━━━ Entries shown
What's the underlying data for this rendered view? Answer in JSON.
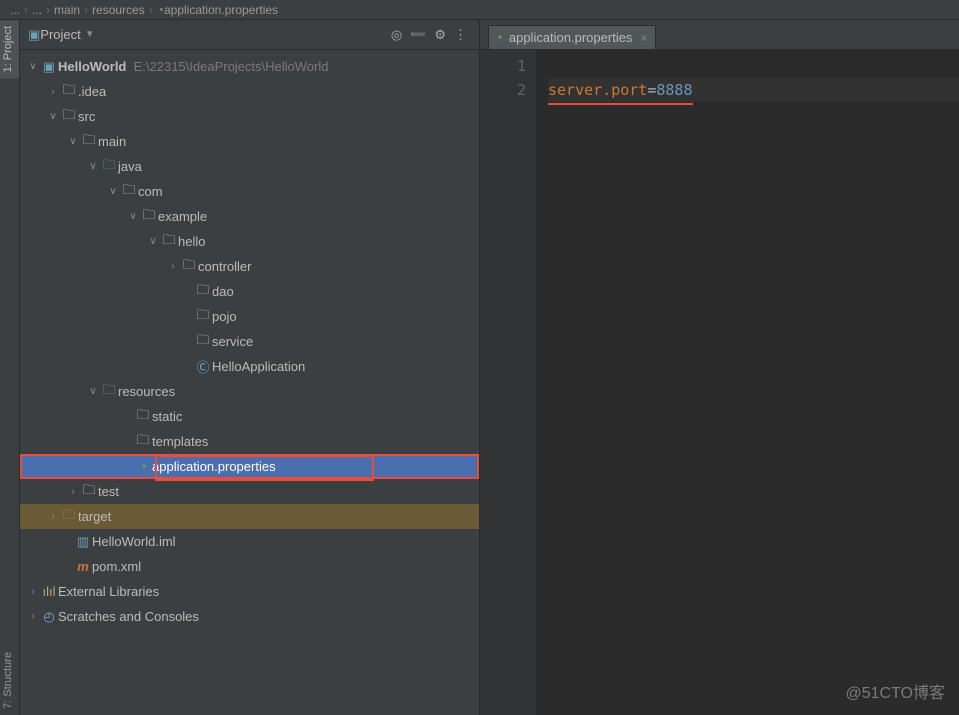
{
  "breadcrumb": {
    "parts": [
      "...",
      "...",
      "main",
      "resources"
    ],
    "final_icon": "spring-icon",
    "final": "application.properties"
  },
  "sidetabs": {
    "project": "1: Project",
    "structure": "7: Structure"
  },
  "panel": {
    "title": "Project",
    "icons": {
      "locate": "◎",
      "collapse": "➖",
      "settings": "⚙",
      "more": "⋮"
    }
  },
  "tree": {
    "root": {
      "name": "HelloWorld",
      "path": "E:\\22315\\IdeaProjects\\HelloWorld"
    },
    "idea": ".idea",
    "src": "src",
    "main": "main",
    "java": "java",
    "com": "com",
    "example": "example",
    "hello": "hello",
    "controller": "controller",
    "dao": "dao",
    "pojo": "pojo",
    "service": "service",
    "helloApp": "HelloApplication",
    "resources": "resources",
    "static": "static",
    "templates": "templates",
    "appProps": "application.properties",
    "test": "test",
    "target": "target",
    "iml": "HelloWorld.iml",
    "pom": "pom.xml",
    "ext": "External Libraries",
    "scratch": "Scratches and Consoles"
  },
  "editorTab": {
    "name": "application.properties"
  },
  "code": {
    "lines": [
      "1",
      "2"
    ],
    "l2_key": "server.port",
    "l2_eq": "=",
    "l2_val": "8888"
  },
  "watermark": "@51CTO博客"
}
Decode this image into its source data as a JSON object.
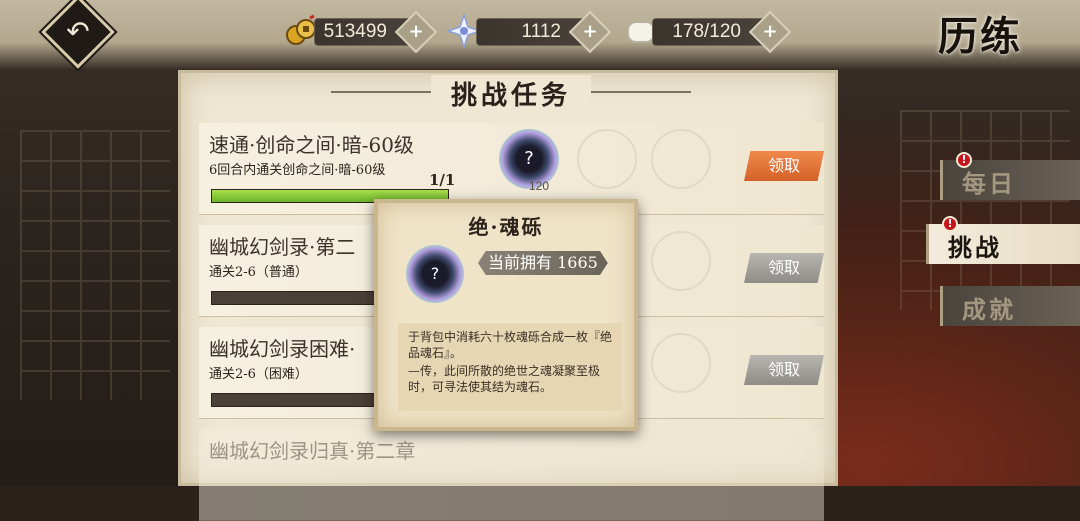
{
  "header": {
    "title": "历练",
    "resources": [
      {
        "name": "gold",
        "value": "513499",
        "icon": "coin-icon"
      },
      {
        "name": "star",
        "value": "1112",
        "icon": "star-icon"
      },
      {
        "name": "stamina",
        "value": "178/120",
        "icon": "tofu-icon"
      }
    ]
  },
  "board": {
    "title": "挑战任务",
    "tasks": [
      {
        "name": "速通·创命之间·暗-60级",
        "desc": "6回合内通关创命之间·暗-60级",
        "count": "1/1",
        "progress": 1.0,
        "reward_count": "120",
        "claim": "领取",
        "claim_state": "active"
      },
      {
        "name": "幽城幻剑录·第二",
        "desc": "通关2-6（普通）",
        "count": "",
        "progress": 0,
        "reward_count": "",
        "claim": "领取",
        "claim_state": "disabled"
      },
      {
        "name": "幽城幻剑录困难·",
        "desc": "通关2-6（困难）",
        "count": "",
        "progress": 0,
        "reward_count": "",
        "claim": "领取",
        "claim_state": "disabled"
      },
      {
        "name": "幽城幻剑录归真·第二章",
        "desc": "",
        "count": "",
        "progress": 0,
        "reward_count": "",
        "claim": "",
        "claim_state": "hidden"
      }
    ]
  },
  "tabs": [
    {
      "label": "每日",
      "badge": "!",
      "active": false
    },
    {
      "label": "挑战",
      "badge": "!",
      "active": true
    },
    {
      "label": "成就",
      "badge": "",
      "active": false
    }
  ],
  "tooltip": {
    "title": "绝·魂砾",
    "owned": "当前拥有 1665",
    "desc1": "于背包中消耗六十枚魂砾合成一枚『绝品魂石』。",
    "desc2": "—传，此间所散的绝世之魂凝聚至极时，可寻法使其结为魂石。",
    "item_glyph": "?"
  },
  "nav": {
    "back_glyph": "↶"
  },
  "colors": {
    "claim_active": "#e0763a",
    "progress_fill": "#8fd03a",
    "badge": "#c4151c"
  }
}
━━━━━━
### Exercise objective
Using the records above, pull out each line where the word "data" occurs.

### Solution below
What's the underlying data for this rendered view? Answer in JSON.
Decode this image into its source data as a JSON object.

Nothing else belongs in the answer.